## start Data provided

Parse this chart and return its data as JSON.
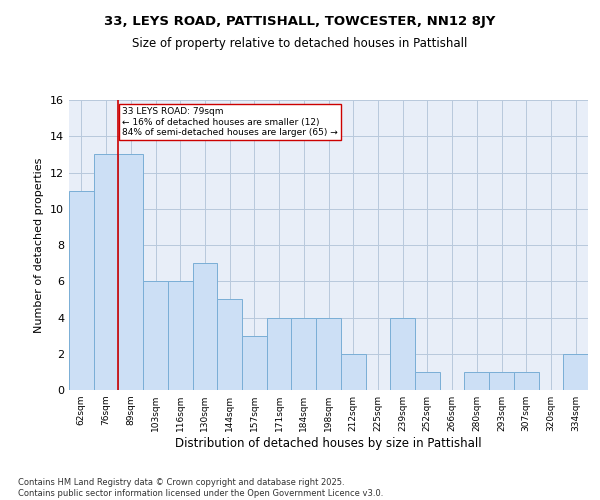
{
  "title": "33, LEYS ROAD, PATTISHALL, TOWCESTER, NN12 8JY",
  "subtitle": "Size of property relative to detached houses in Pattishall",
  "xlabel": "Distribution of detached houses by size in Pattishall",
  "ylabel": "Number of detached properties",
  "categories": [
    "62sqm",
    "76sqm",
    "89sqm",
    "103sqm",
    "116sqm",
    "130sqm",
    "144sqm",
    "157sqm",
    "171sqm",
    "184sqm",
    "198sqm",
    "212sqm",
    "225sqm",
    "239sqm",
    "252sqm",
    "266sqm",
    "280sqm",
    "293sqm",
    "307sqm",
    "320sqm",
    "334sqm"
  ],
  "values": [
    11,
    13,
    13,
    6,
    6,
    7,
    5,
    3,
    4,
    4,
    4,
    2,
    0,
    4,
    1,
    0,
    1,
    1,
    1,
    0,
    2
  ],
  "bar_color": "#ccdff5",
  "bar_edge_color": "#7aaed6",
  "red_line_x": 1.5,
  "annotation_text": "33 LEYS ROAD: 79sqm\n← 16% of detached houses are smaller (12)\n84% of semi-detached houses are larger (65) →",
  "annotation_box_color": "#ffffff",
  "annotation_box_edge": "#cc0000",
  "red_line_color": "#cc0000",
  "grid_color": "#b8c8dc",
  "background_color": "#e8eef8",
  "footer": "Contains HM Land Registry data © Crown copyright and database right 2025.\nContains public sector information licensed under the Open Government Licence v3.0.",
  "ylim": [
    0,
    16
  ],
  "yticks": [
    0,
    2,
    4,
    6,
    8,
    10,
    12,
    14,
    16
  ]
}
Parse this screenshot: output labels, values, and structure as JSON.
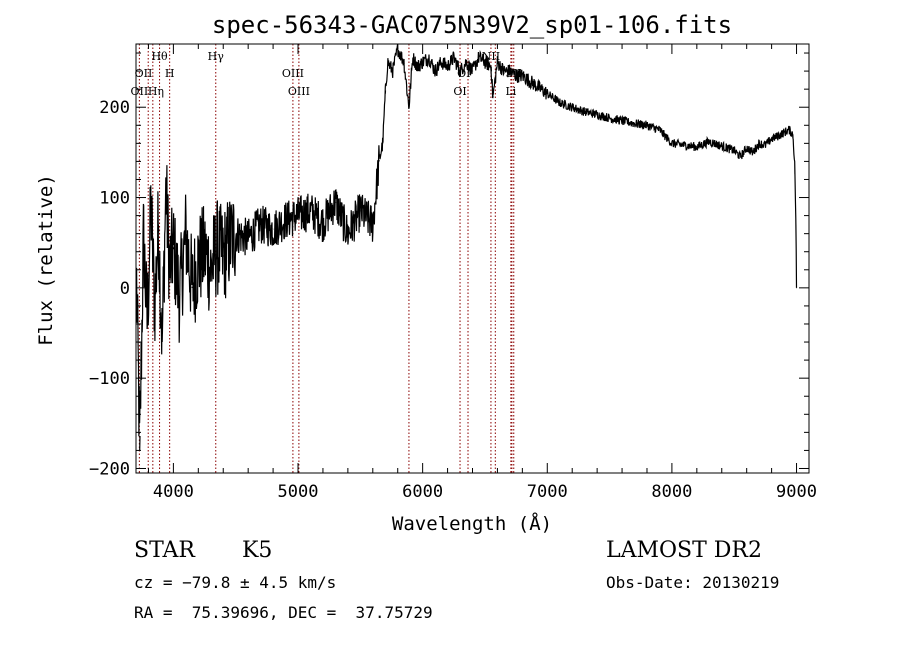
{
  "chart_data": {
    "type": "line",
    "title": "spec-56343-GAC075N39V2_sp01-106.fits",
    "xlabel": "Wavelength (Å)",
    "ylabel": "Flux (relative)",
    "xlim": [
      3700,
      9100
    ],
    "ylim": [
      -205,
      270
    ],
    "x_ticks": [
      4000,
      5000,
      6000,
      7000,
      8000,
      9000
    ],
    "y_ticks": [
      -200,
      -100,
      0,
      100,
      200
    ],
    "line_color": "#000000",
    "marker_color": "#8b0000",
    "grid": false,
    "legend": "none",
    "spectrum": {
      "x": [
        3705,
        3730,
        3760,
        3790,
        3820,
        3850,
        3880,
        3910,
        3940,
        3970,
        4000,
        4050,
        4100,
        4150,
        4200,
        4250,
        4300,
        4350,
        4400,
        4450,
        4500,
        4600,
        4700,
        4800,
        4900,
        5000,
        5100,
        5200,
        5300,
        5400,
        5500,
        5600,
        5650,
        5680,
        5700,
        5720,
        5760,
        5800,
        5850,
        5890,
        5920,
        5960,
        6000,
        6050,
        6100,
        6150,
        6200,
        6250,
        6300,
        6350,
        6400,
        6450,
        6500,
        6550,
        6563,
        6600,
        6650,
        6700,
        6750,
        6800,
        6850,
        6900,
        6950,
        7000,
        7100,
        7200,
        7300,
        7400,
        7500,
        7600,
        7700,
        7800,
        7900,
        8000,
        8100,
        8200,
        8300,
        8400,
        8500,
        8550,
        8600,
        8650,
        8700,
        8750,
        8800,
        8850,
        8900,
        8940,
        8970,
        8985,
        8995,
        9000
      ],
      "y": [
        5,
        -180,
        60,
        -40,
        90,
        -20,
        70,
        -60,
        110,
        20,
        45,
        -10,
        60,
        0,
        30,
        40,
        20,
        45,
        35,
        50,
        60,
        55,
        70,
        65,
        75,
        80,
        85,
        72,
        95,
        60,
        85,
        70,
        140,
        160,
        215,
        250,
        240,
        265,
        250,
        200,
        255,
        245,
        250,
        255,
        240,
        250,
        245,
        255,
        240,
        250,
        240,
        255,
        250,
        245,
        210,
        250,
        240,
        240,
        235,
        235,
        230,
        225,
        220,
        215,
        205,
        200,
        195,
        192,
        188,
        185,
        182,
        180,
        175,
        160,
        158,
        156,
        162,
        157,
        152,
        145,
        155,
        150,
        160,
        158,
        165,
        168,
        172,
        175,
        170,
        140,
        70,
        0
      ]
    },
    "line_markers": [
      {
        "x": 3727,
        "label": "OII",
        "row": 2
      },
      {
        "x": 3798,
        "label": "",
        "row": 0
      },
      {
        "x": 3835,
        "label": "",
        "row": 0
      },
      {
        "x": 3889,
        "label": "Hθ",
        "row": 0
      },
      {
        "x": 3970,
        "label": "H",
        "row": 1
      },
      {
        "x": 4340,
        "label": "Hγ",
        "row": 0
      },
      {
        "x": 4959,
        "label": "OIII",
        "row": 1
      },
      {
        "x": 5007,
        "label": "OIII",
        "row": 2
      },
      {
        "x": 5890,
        "label": "",
        "row": 0
      },
      {
        "x": 6300,
        "label": "OI",
        "row": 2
      },
      {
        "x": 6364,
        "label": "",
        "row": 0
      },
      {
        "x": 6548,
        "label": "NII",
        "row": 0
      },
      {
        "x": 6583,
        "label": "",
        "row": 0
      },
      {
        "x": 6708,
        "label": "Li",
        "row": 2
      },
      {
        "x": 6716,
        "label": "",
        "row": 0
      },
      {
        "x": 6731,
        "label": "",
        "row": 0
      }
    ],
    "marker_labels_extra": [
      {
        "x": 3760,
        "label": "OII",
        "row": 1
      },
      {
        "x": 3860,
        "label": "Hη",
        "row": 2
      },
      {
        "x": 6330,
        "label": "OI",
        "row": 1
      },
      {
        "x": 6730,
        "label": "SII",
        "row": 1
      }
    ]
  },
  "info": {
    "object_class": "STAR",
    "subclass": "K5",
    "survey": "LAMOST DR2",
    "cz": "cz = −79.8 ± 4.5 km/s",
    "obs_date": "Obs-Date: 20130219",
    "coords": "RA =  75.39696, DEC =  37.75729"
  }
}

## end Data provided

What you will do: Identify each line containing the string "this" and copy it out.

Result:
Parse this chart and return its data as JSON.
Parse this screenshot: output labels, values, and structure as JSON.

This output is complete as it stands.